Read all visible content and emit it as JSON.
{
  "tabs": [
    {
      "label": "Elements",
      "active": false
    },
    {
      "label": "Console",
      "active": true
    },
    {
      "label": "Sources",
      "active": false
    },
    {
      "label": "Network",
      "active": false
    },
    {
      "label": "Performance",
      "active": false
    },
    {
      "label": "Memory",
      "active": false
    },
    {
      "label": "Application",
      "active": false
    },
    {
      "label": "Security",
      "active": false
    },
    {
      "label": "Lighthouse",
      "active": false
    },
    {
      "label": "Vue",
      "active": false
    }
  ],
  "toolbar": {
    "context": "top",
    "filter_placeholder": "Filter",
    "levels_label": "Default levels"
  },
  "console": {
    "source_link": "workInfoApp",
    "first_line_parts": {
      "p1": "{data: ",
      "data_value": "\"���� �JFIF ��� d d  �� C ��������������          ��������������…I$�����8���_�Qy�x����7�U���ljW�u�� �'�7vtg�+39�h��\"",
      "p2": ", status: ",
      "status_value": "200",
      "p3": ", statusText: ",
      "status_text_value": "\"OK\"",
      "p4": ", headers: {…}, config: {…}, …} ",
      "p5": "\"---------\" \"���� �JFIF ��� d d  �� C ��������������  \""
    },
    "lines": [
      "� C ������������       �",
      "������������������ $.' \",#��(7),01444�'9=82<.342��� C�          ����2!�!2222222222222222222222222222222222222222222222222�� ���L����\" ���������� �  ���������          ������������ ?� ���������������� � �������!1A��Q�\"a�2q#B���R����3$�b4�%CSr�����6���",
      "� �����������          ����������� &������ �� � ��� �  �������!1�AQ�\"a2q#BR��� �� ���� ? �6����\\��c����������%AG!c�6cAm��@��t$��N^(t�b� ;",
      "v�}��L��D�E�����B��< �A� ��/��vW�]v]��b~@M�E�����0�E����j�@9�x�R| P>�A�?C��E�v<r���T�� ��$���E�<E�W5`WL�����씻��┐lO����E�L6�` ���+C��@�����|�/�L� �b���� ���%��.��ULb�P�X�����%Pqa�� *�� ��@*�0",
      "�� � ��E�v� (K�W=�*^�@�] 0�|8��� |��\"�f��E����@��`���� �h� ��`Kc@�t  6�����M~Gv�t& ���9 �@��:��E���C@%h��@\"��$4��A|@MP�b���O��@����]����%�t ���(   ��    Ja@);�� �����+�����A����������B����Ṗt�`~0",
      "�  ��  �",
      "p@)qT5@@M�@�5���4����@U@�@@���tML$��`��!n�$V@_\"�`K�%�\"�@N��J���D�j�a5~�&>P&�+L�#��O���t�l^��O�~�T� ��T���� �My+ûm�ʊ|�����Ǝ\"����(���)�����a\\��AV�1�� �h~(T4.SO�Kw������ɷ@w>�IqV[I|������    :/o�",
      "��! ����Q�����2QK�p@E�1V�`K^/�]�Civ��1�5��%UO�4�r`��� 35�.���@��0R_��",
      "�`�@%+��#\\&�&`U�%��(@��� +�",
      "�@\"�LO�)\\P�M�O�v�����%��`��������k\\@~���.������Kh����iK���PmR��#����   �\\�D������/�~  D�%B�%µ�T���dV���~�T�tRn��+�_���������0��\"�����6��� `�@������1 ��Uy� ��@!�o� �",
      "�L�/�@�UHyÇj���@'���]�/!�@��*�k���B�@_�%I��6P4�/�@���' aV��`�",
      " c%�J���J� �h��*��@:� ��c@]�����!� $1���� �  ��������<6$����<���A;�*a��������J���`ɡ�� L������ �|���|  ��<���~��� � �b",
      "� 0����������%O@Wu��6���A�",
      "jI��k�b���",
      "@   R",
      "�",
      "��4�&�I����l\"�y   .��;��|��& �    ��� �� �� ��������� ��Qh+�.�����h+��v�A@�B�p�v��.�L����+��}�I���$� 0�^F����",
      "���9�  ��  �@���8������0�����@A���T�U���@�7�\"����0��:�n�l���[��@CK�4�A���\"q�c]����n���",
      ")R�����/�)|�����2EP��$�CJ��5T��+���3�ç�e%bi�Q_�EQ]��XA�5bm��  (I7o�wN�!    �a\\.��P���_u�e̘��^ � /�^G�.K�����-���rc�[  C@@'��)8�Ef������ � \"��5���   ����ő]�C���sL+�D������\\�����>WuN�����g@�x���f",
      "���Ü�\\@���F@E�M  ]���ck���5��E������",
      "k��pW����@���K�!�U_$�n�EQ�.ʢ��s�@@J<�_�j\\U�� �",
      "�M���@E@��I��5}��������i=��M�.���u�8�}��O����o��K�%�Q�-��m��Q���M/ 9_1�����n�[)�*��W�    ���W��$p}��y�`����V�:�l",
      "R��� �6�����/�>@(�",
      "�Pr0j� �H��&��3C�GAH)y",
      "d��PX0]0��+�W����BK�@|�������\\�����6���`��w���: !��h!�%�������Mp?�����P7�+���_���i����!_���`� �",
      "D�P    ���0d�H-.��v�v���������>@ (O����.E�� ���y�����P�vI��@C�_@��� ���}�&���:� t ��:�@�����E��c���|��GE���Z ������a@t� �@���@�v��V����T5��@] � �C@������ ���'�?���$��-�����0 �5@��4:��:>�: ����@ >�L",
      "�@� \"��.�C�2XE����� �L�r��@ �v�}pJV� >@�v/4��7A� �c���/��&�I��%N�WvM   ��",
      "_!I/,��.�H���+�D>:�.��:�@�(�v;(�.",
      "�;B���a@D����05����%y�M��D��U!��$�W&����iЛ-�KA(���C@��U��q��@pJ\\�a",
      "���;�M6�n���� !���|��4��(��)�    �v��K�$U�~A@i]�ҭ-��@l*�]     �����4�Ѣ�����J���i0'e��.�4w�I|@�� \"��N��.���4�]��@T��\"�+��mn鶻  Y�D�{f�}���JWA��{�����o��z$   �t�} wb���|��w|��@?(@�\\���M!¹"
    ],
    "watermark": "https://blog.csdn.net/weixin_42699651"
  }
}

Goal
Copy all data exactly, start to finish.

Output of the exercise
Read all visible content and emit it as JSON.
{
  "tabs": [
    {
      "label": "Elements",
      "active": false
    },
    {
      "label": "Console",
      "active": true
    },
    {
      "label": "Sources",
      "active": false
    },
    {
      "label": "Network",
      "active": false
    },
    {
      "label": "Performance",
      "active": false
    },
    {
      "label": "Memory",
      "active": false
    },
    {
      "label": "Application",
      "active": false
    },
    {
      "label": "Security",
      "active": false
    },
    {
      "label": "Lighthouse",
      "active": false
    },
    {
      "label": "Vue",
      "active": false
    }
  ],
  "toolbar": {
    "context": "top",
    "filter_placeholder": "Filter",
    "levels_label": "Default levels"
  },
  "console": {
    "source_link": "workInfoApp",
    "first_line_parts": {
      "p1": "{data: ",
      "data_value": "\"���� �JFIF ��� d d  �� C ��������������          ��������������…I$�����8���_�Qy�x����7�U���ljW�u�� �'�7vtg�+39�h��\"",
      "p2": ", status: ",
      "status_value": "200",
      "p3": ", statusText: ",
      "status_text_value": "\"OK\"",
      "p4": ", headers: {…}, config: {…}, …} ",
      "p5": "\"---------\" \"���� �JFIF ��� d d  �� C ��������������  \""
    },
    "lines": [
      "� C ������������       �",
      "������������������ $.' \",#��(7),01444�'9=82<.342��� C�          ����2!�!2222222222222222222222222222222222222222222222222�� ���L����\" ���������� �  ���������          ������������ ?� ���������������� � �������!1A��Q�\"a�2q#B���R����3$�b4�%CSr�����6���",
      "� �����������          ����������� &������ �� � ��� �  �������!1�AQ�\"a2q#BR��� �� ���� ? �6����\\��c����������%AG!c�6cAm��@��t$��N^(t�b� ;",
      "v�}��L��D�E�����B��< �A� ��/��vW�]v]��b~@M�E�����0�E����j�@9�x�R| P>�A�?C��E�v<r���T�� ��$���E�<E�W5`WL�����씻��┐lO����E�L6�` ���+C��@�����|�/�L� �b���� ���%��.��ULb�P�X�����%Pqa�� *�� ��@*�0",
      "�� � ��E�v� (K�W=�*^�@�] 0�|8��� |��\"�f��E����@��`���� �h� ��`Kc@�t  6�����M~Gv�t& ���9 �@��:��E���C@%h��@\"��$4��A|@MP�b���O��@����]����%�t ���(   ��    Ja@);�� �����+�����A����������B����Ṗt�`~0",
      "�  ��  �",
      "p@)qT5@@M�@�5���4����@U@�@@���tML$��`��!n�$V@_\"�`K�%�\"�@N��J���D�j�a5~�&>P&�+L�#��O���t�l^��O�~�T� ��T���� �My+ûm�ʊ|�����Ǝ\"����(���)�����a\\��AV�1�� �h~(T4.SO�Kw������ɷ@w>�IqV[I|������    :/o�",
      "��! ����Q�����2QK�p@E�1V�`K^/�]�Civ��1�5��%UO�4�r`��� 35�.���@��0R_��",
      "�`�@%+��#\\&�&`U�%��(@��� +�",
      "�@\"�LO�)\\P�M�O�v�����%��`��������k\\@~���.������Kh����iK���PmR��#����   �\\�D������/�~  D�%B�%µ�T���dV���~�T�tRn��+�_���������0��\"�����6��� `�@������1 ��Uy� ��@!�o� �",
      "�L�/�@�UHyÇj���@'���]�/!�@��*�k���B�@_�%I��6P4�/�@���' aV��`�",
      " c%�J���J� �h��*��@:� ��c@]�����!� $1���� �  ��������<6$����<���A;�*a��������J���`ɡ�� L������ �|���|  ��<���~��� � �b",
      "� 0����������%O@Wu��6���A�",
      "jI��k�b���",
      "@   R",
      "�",
      "��4�&�I����l\"�y   .��;��|��& �    ��� �� �� ��������� ��Qh+�.�����h+��v�A@�B�p�v��.�L����+��}�I���$� 0�^F����",
      "���9�  ��  �@���8������0�����@A���T�U���@�7�\"����0��:�n�l���[��@CK�4�A���\"q�c]����n���",
      ")R�����/�)|�����2EP��$�CJ��5T��+���3�ç�e%bi�Q_�EQ]��XA�5bm��  (I7o�wN�!    �a\\.��P���_u�e̘��^ � /�^G�.K�����-���rc�[  C@@'��)8�Ef������ � \"��5���   ����ő]�C���sL+�D������\\�����>WuN�����g@�x���f",
      "���Ü�\\@���F@E�M  ]���ck���5��E������",
      "k��pW����@���K�!�U_$�n�EQ�.ʢ��s�@@J<�_�j\\U�� �",
      "�M���@E@��I��5}��������i=��M�.���u�8�}��O����o��K�%�Q�-��m��Q���M/ 9_1�����n�[)�*��W�    ���W��$p}��y�`����V�:�l",
      "R��� �6�����/�>@(�",
      "�Pr0j� �H��&��3C�GAH)y",
      "d��PX0]0��+�W����BK�@|�������\\�����6���`��w���: !��h!�%�������Mp?�����P7�+���_���i����!_���`� �",
      "D�P    ���0d�H-.��v�v���������>@ (O����.E�� ���y�����P�vI��@C�_@��� ���}�&���:� t ��:�@�����E��c���|��GE���Z ������a@t� �@���@�v��V����T5��@] � �C@������ ���'�?���$��-�����0 �5@��4:��:>�: ����@ >�L",
      "�@� \"��.�C�2XE����� �L�r��@ �v�}pJV� >@�v/4��7A� �c���/��&�I��%N�WvM   ��",
      "_!I/,��.�H���+�D>:�.��:�@�(�v;(�.",
      "�;B���a@D����05����%y�M��D��U!��$�W&����iЛ-�KA(���C@��U��q��@pJ\\�a",
      "���;�M6�n���� !���|��4��(��)�    �v��K�$U�~A@i]�ҭ-��@l*�]     �����4�Ѣ�����J���i0'e��.�4w�I|@�� \"��N��.���4�]��@T��\"�+��mn鶻  Y�D�{f�}���JWA��{�����o��z$   �t�} wb���|��w|��@?(@�\\���M!¹"
    ],
    "watermark": "https://blog.csdn.net/weixin_42699651"
  }
}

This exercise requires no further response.